VORLIEGENDER TEXT
'''

Natan Sznaider: „Fluchtpunkte der Erinnerung“. Hanser Verlag, München 2022, 256 S., 24 Euro
Im antikolonialistischen Kanon ist er ein Klassiker wie Frantz Fanon und Aime Césaire. Wie Arendt ging es ihm um jüdisches kulturelles Selbstbewusstsein, was er Judéité nannte. Im zeitgenössischen postkolonialistischen Diskurs ist Albert Memmi verschwunden – wohl weil seine Biografie und seine Positionen in der von Dichotomien geprägten Diskussion schlicht zu kompliziert sind. Memmi war auch Zionist, gleichzeitig arabischer Jude und Franzose. Und er war nicht weiß. Das ist einfach zu kompliziert.
Können Sie Memmis Komplexität genauer erläutern?
Albert Memmi hat versucht zu zeigen, ob es möglich ist, Araber, Jude und Franzose gleichzeitig zu sein. Er ging 1956 aus Tunesien nach Frankreich, sah in der Gründung Israels eine Notwendigkeit und hat es zeit seines Lebens verteidigt als einen antikolonialistischen Staat für die Juden, auch wenn er selbst nicht nach Israel wollte. Memmi war zudem – ähnlich wie Fanon und Lanzmann, Arendt und andere – enttäuscht vom französischen Universalismus, hat aber dennoch französisch geschrieben und gedacht. Dazu kommt noch seine Abrechnung mit den unabhängigen postkolonialen Staaten wie Marokko, Algerien und Tunesien. Für sie hatte er überhaupt keine Sympathien mehr wegen der diesen Staaten und Gesellschaften inhärenten reaktionären Strukturen, die sich für ihn nicht mit einem Verweis auf französischen Kolonialismus entschuldigen lassen. Memmi ist schwer einzuordnen. Das hielt ich für gewinnbringend und wollte auch über ihn meine eigene Position in der Debatte verstehen.

'''

DATENAUSZÜGE
'''

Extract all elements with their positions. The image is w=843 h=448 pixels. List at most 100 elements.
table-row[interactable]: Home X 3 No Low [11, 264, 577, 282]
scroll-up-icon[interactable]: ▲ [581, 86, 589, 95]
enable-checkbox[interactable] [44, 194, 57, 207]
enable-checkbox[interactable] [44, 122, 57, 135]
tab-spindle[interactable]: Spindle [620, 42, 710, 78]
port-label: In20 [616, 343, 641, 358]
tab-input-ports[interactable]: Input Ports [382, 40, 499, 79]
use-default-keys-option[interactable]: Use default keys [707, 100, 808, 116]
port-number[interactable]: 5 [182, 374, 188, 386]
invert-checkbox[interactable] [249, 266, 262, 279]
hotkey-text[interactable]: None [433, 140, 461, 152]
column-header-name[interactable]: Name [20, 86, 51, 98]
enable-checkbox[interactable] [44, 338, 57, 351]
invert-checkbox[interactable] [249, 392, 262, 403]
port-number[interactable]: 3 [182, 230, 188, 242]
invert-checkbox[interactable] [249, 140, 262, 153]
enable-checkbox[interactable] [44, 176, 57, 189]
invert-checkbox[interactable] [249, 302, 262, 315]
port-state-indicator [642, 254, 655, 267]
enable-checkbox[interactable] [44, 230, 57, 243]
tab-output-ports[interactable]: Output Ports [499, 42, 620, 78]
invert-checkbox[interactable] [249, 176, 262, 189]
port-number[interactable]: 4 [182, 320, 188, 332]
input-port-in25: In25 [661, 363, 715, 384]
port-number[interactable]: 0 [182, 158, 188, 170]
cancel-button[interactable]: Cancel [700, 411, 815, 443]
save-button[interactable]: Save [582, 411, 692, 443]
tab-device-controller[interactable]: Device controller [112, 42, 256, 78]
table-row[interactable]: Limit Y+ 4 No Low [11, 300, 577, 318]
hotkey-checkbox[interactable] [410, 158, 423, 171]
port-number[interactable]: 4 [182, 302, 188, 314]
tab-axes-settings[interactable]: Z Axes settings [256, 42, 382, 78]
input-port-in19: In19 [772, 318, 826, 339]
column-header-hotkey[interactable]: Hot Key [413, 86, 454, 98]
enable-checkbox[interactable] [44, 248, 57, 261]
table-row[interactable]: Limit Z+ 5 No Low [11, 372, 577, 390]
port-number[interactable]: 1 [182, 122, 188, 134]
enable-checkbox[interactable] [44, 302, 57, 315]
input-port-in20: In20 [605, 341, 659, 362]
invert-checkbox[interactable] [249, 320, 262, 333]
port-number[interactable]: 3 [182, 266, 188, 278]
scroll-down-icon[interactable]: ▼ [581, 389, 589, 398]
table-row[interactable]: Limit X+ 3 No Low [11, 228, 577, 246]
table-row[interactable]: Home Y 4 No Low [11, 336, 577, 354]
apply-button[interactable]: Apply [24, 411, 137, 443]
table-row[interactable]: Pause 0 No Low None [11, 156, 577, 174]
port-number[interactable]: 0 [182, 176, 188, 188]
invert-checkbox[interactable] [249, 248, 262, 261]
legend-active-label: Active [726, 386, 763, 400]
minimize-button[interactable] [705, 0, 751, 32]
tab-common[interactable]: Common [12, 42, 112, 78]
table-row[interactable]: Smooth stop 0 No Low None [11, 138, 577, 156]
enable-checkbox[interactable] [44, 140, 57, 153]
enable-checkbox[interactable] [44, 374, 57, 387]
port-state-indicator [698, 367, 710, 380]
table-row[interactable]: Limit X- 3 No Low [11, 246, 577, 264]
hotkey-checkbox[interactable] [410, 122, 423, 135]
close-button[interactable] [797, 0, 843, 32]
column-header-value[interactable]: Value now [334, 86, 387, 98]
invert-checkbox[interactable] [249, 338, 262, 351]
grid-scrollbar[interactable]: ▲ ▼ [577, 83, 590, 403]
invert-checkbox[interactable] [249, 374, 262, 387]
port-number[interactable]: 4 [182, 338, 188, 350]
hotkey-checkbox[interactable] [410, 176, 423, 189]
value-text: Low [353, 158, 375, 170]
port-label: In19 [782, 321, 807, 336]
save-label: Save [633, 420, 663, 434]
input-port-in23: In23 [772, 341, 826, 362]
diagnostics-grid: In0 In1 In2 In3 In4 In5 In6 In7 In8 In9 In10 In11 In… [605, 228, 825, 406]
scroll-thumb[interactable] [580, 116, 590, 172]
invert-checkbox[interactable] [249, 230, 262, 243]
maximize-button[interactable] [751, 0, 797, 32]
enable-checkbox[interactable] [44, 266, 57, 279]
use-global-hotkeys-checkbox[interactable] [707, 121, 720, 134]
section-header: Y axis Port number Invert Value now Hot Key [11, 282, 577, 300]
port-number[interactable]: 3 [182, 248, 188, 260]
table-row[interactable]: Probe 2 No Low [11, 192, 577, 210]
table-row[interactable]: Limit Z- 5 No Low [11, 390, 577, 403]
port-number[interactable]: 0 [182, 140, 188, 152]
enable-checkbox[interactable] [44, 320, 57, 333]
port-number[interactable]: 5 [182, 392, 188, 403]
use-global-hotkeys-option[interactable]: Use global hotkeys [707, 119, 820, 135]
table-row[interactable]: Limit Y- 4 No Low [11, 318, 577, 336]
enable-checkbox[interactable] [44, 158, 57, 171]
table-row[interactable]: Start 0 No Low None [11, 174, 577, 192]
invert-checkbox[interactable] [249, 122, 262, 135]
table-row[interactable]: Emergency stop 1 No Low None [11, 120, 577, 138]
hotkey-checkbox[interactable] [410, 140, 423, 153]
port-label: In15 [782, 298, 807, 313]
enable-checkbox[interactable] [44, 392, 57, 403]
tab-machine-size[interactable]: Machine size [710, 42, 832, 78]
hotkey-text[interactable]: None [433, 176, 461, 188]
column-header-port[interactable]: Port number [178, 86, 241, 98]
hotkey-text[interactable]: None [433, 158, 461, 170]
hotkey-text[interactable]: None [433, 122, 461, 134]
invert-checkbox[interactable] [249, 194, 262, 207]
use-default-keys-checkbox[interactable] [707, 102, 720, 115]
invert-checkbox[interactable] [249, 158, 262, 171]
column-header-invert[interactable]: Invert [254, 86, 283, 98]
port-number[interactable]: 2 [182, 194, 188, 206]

'''

AUFGABE
Welche unabhängigen postkolonialen Staaten nennt der Text über Albert Memmi als Staaten, mit denen Memmi abgerechnet hat? Zähle alle auf.

LÖSUNG
Marokko, Algerien und Tunesien sind die genannten Staaten.